**Trecho do documento:**
+ + + +
Entrevista/Silvia Naschenveng (Mundaréu)
“Tenho a oportunidadede garimpar títulos”
Quais os maiores desafios de ser uma editora no Brasil?
O mais trágico é a pouca valorização da cultura e da educação e consequente pequeno número de leitores. Com isso, as tiragens são baixas, o que encarece o livro, diminuindo as margens e as vendas, tornando as apostas em alguns títulos mais arriscadas. Somos um país de 203 milhões de habitantes e as vendas e tiragens médias nem de longe correspondem a esse potencial.
Quais os próximos capítulos de sua editora?
Hoje nossa principal coleção é a ?Nosotros!, iniciada em 2016 e dedicada à literatura latino-americana contemporânea (ou quase); acabamos de lançar contos especulativos de Liliana Colanzi, “Vocês brilham no escuro”, nosso 13º título na coleção. Teremos agora importantes lançamentos em outra coleção, a Mundo Afora: “Leitura fácil”, de Cristina Morales, autora espanhola desafiadora e iconoclasta; “Solenoide”, nossa segunda publicação de Mircea Cartarescu, romeno que é dos mais significativos autores em atividade no mundo; Jacobo Bergareche, que com “Os dias perfeitos” consegue tratar de relacionamentos de forma honesta, empática e apaixonada ao mesmo tempo, e ainda inclui literatura e Faulkner na equação. No entanto, nosso maior passo será o lançamento de um selo de não ficção, o “Manjuba”, coordenado por Michel Landa, que trará títulos que abrange política, história, ensaios e jornalismo literário.
Quais autores, nacionais ou estrangeiros, gostaria de ter sido a primeira a publicar no Brasil?
Só publicamos estrangeiros, e me sinto muito satisfeita em relação a vários autores que publicamos pela primeira vez no Brasil, creio que nossa balança esteja bastante positiva – não consigo deixar de sorrir ao me apresentar como a editora brasileira de autores como Mircea Cartarescu, Fernanda Melchor, Cristina Morales. A Mundaréu publica poucos títulos por ano, então tenho a oportunidade de garimpar títulos, fazer curadoria. Mas, pensando em edições possíveis, que quase aconteceram, gostaria de ter trazido “Tenho medo torreiro”, de Pedro Lemebel. Ou, saindo do reino do factível, talvez quisesse ter uma relação como a de Raimund Fellinger, editor da Suhrkamp, com Thomas Bernhard.
+ + + +
**Informações exibidas:**
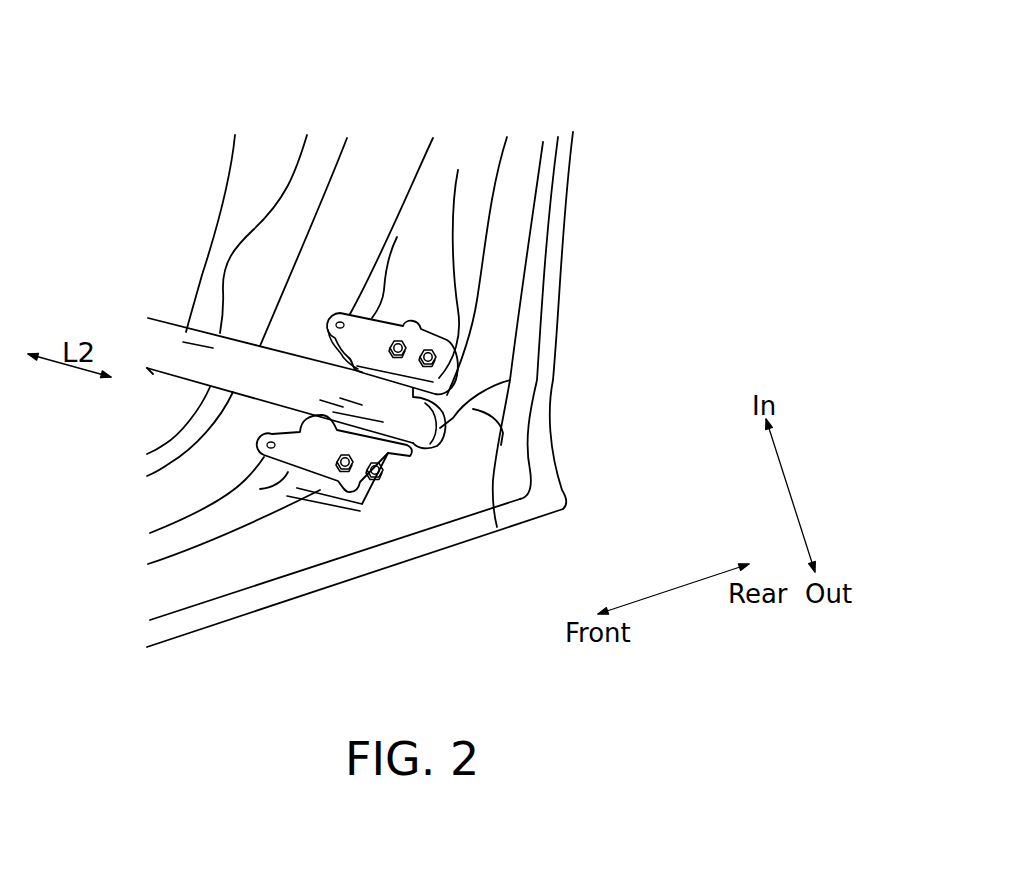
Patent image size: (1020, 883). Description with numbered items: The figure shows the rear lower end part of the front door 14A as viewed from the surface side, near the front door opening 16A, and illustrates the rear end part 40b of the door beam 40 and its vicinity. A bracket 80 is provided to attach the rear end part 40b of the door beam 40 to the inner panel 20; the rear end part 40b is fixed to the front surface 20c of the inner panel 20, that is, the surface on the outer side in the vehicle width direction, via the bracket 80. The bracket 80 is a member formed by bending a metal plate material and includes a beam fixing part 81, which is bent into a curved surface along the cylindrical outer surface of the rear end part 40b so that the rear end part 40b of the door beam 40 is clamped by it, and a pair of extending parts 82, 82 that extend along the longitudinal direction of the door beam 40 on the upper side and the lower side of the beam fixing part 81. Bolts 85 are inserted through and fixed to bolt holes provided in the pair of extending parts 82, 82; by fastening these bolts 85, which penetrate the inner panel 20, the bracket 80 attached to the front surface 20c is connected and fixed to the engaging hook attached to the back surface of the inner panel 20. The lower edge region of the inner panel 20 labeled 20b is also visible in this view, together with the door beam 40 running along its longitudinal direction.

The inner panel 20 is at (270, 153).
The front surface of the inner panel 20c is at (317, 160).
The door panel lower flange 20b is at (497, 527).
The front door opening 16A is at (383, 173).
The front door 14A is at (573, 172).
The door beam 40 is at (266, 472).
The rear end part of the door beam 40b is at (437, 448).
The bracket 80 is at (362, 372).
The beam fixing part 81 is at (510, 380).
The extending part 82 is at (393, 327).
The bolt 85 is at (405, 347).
+ + + +
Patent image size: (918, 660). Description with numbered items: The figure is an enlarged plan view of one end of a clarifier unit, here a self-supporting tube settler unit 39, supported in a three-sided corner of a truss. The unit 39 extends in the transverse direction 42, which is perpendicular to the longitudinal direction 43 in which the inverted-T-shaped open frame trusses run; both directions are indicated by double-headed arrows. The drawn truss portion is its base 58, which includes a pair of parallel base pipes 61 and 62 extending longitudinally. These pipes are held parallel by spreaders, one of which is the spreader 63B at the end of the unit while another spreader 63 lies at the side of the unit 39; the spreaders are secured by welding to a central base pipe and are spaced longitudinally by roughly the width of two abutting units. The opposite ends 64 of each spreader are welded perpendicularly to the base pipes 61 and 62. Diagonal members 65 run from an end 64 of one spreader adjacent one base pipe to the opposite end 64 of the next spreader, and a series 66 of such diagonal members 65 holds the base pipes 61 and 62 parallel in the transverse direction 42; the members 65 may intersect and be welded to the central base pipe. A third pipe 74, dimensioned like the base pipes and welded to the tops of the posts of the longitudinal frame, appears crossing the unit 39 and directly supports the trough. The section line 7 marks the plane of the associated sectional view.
+ + + +
**A fazer:**
a) Reescreva a entrevista com Silvia Naschenveng de "O mais trágico" até "de sua editora?", inclusive, substituindo "leitores" por "compradores".
b) De acordo com a entrevista com Silvia Naschenveng, quem coordena o selo de não ficção Manjuba?

**Respostas das tarefas:**
a)
O mais trágico é a pouca valorização da cultura e da educação e consequente pequeno número de compradores. Com isso, as tiragens são baixas, o que encarece o livro, diminuindo as margens e as vendas, tornando as apostas em alguns títulos mais arriscadas. Somos um país de 203 milhões de habitantes e as vendas e tiragens médias nem de longe correspondem a esse potencial.
Quais os próximos capítulos de sua editora?

b) Michel Landa.